* BEGIN Data for the task *

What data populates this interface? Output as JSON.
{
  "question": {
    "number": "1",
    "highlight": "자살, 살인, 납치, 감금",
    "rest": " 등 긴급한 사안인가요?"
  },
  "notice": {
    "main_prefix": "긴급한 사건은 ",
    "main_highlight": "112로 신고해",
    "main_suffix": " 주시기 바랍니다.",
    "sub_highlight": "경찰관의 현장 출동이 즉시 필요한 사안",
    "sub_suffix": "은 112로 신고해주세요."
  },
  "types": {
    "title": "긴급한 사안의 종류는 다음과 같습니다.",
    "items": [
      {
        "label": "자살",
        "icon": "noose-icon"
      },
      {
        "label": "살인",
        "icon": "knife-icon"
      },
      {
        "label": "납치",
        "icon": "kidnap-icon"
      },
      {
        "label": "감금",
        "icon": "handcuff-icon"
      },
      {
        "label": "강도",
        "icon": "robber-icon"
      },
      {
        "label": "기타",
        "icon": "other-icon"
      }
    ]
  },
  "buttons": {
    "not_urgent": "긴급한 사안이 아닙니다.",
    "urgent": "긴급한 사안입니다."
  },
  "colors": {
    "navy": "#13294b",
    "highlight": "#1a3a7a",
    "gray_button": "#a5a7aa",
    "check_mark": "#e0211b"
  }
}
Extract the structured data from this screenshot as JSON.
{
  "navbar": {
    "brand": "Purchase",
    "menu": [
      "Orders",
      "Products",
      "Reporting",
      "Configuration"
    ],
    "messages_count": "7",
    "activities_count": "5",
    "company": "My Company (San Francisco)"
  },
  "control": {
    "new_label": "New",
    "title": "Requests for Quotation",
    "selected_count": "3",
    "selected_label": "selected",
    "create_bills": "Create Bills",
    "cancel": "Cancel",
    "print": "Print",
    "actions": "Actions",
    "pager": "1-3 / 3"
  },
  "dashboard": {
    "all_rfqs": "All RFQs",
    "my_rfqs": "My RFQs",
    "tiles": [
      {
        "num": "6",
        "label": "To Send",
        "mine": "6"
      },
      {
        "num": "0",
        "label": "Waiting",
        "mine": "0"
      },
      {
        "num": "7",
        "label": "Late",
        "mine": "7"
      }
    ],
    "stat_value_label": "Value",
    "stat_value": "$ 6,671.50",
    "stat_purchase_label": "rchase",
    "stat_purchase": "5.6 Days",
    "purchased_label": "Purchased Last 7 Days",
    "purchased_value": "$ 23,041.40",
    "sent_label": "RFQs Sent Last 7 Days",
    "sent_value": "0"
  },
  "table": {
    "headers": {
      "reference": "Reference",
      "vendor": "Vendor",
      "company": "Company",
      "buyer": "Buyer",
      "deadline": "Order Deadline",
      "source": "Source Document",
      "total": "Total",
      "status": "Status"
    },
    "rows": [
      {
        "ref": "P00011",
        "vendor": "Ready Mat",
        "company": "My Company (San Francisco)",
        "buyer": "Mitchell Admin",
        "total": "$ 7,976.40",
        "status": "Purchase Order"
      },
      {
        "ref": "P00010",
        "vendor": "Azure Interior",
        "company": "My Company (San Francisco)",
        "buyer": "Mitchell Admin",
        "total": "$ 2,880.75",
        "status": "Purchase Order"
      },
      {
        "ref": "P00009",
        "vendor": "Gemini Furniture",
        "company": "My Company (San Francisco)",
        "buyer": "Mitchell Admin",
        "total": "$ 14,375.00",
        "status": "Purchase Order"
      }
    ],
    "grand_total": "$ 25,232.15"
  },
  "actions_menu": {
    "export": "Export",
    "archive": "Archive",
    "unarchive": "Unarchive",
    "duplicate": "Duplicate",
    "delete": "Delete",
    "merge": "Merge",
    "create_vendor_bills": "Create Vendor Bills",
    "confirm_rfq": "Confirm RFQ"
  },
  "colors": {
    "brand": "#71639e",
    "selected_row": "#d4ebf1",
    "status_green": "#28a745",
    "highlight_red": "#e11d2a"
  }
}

* END Data for the task *

> _Problem to work on_: Copy all of the data. Keep every word exactly as it is.

> _Response below_:
What data populates this interface? Output as JSON.
{
  "question": {
    "number": "1",
    "highlight": "자살, 살인, 납치, 감금",
    "rest": " 등 긴급한 사안인가요?"
  },
  "notice": {
    "main_prefix": "긴급한 사건은 ",
    "main_highlight": "112로 신고해",
    "main_suffix": " 주시기 바랍니다.",
    "sub_highlight": "경찰관의 현장 출동이 즉시 필요한 사안",
    "sub_suffix": "은 112로 신고해주세요."
  },
  "types": {
    "title": "긴급한 사안의 종류는 다음과 같습니다.",
    "items": [
      {
        "label": "자살",
        "icon": "noose-icon"
      },
      {
        "label": "살인",
        "icon": "knife-icon"
      },
      {
        "label": "납치",
        "icon": "kidnap-icon"
      },
      {
        "label": "감금",
        "icon": "handcuff-icon"
      },
      {
        "label": "강도",
        "icon": "robber-icon"
      },
      {
        "label": "기타",
        "icon": "other-icon"
      }
    ]
  },
  "buttons": {
    "not_urgent": "긴급한 사안이 아닙니다.",
    "urgent": "긴급한 사안입니다."
  },
  "colors": {
    "navy": "#13294b",
    "highlight": "#1a3a7a",
    "gray_button": "#a5a7aa",
    "check_mark": "#e0211b"
  }
}
Extract the structured data from this screenshot as JSON.
{
  "navbar": {
    "brand": "Purchase",
    "menu": [
      "Orders",
      "Products",
      "Reporting",
      "Configuration"
    ],
    "messages_count": "7",
    "activities_count": "5",
    "company": "My Company (San Francisco)"
  },
  "control": {
    "new_label": "New",
    "title": "Requests for Quotation",
    "selected_count": "3",
    "selected_label": "selected",
    "create_bills": "Create Bills",
    "cancel": "Cancel",
    "print": "Print",
    "actions": "Actions",
    "pager": "1-3 / 3"
  },
  "dashboard": {
    "all_rfqs": "All RFQs",
    "my_rfqs": "My RFQs",
    "tiles": [
      {
        "num": "6",
        "label": "To Send",
        "mine": "6"
      },
      {
        "num": "0",
        "label": "Waiting",
        "mine": "0"
      },
      {
        "num": "7",
        "label": "Late",
        "mine": "7"
      }
    ],
    "stat_value_label": "Value",
    "stat_value": "$ 6,671.50",
    "stat_purchase_label": "rchase",
    "stat_purchase": "5.6 Days",
    "purchased_label": "Purchased Last 7 Days",
    "purchased_value": "$ 23,041.40",
    "sent_label": "RFQs Sent Last 7 Days",
    "sent_value": "0"
  },
  "table": {
    "headers": {
      "reference": "Reference",
      "vendor": "Vendor",
      "company": "Company",
      "buyer": "Buyer",
      "deadline": "Order Deadline",
      "source": "Source Document",
      "total": "Total",
      "status": "Status"
    },
    "rows": [
      {
        "ref": "P00011",
        "vendor": "Ready Mat",
        "company": "My Company (San Francisco)",
        "buyer": "Mitchell Admin",
        "total": "$ 7,976.40",
        "status": "Purchase Order"
      },
      {
        "ref": "P00010",
        "vendor": "Azure Interior",
        "company": "My Company (San Francisco)",
        "buyer": "Mitchell Admin",
        "total": "$ 2,880.75",
        "status": "Purchase Order"
      },
      {
        "ref": "P00009",
        "vendor": "Gemini Furniture",
        "company": "My Company (San Francisco)",
        "buyer": "Mitchell Admin",
        "total": "$ 14,375.00",
        "status": "Purchase Order"
      }
    ],
    "grand_total": "$ 25,232.15"
  },
  "actions_menu": {
    "export": "Export",
    "archive": "Archive",
    "unarchive": "Unarchive",
    "duplicate": "Duplicate",
    "delete": "Delete",
    "merge": "Merge",
    "create_vendor_bills": "Create Vendor Bills",
    "confirm_rfq": "Confirm RFQ"
  },
  "colors": {
    "brand": "#71639e",
    "selected_row": "#d4ebf1",
    "status_green": "#28a745",
    "highlight_red": "#e11d2a"
  }
}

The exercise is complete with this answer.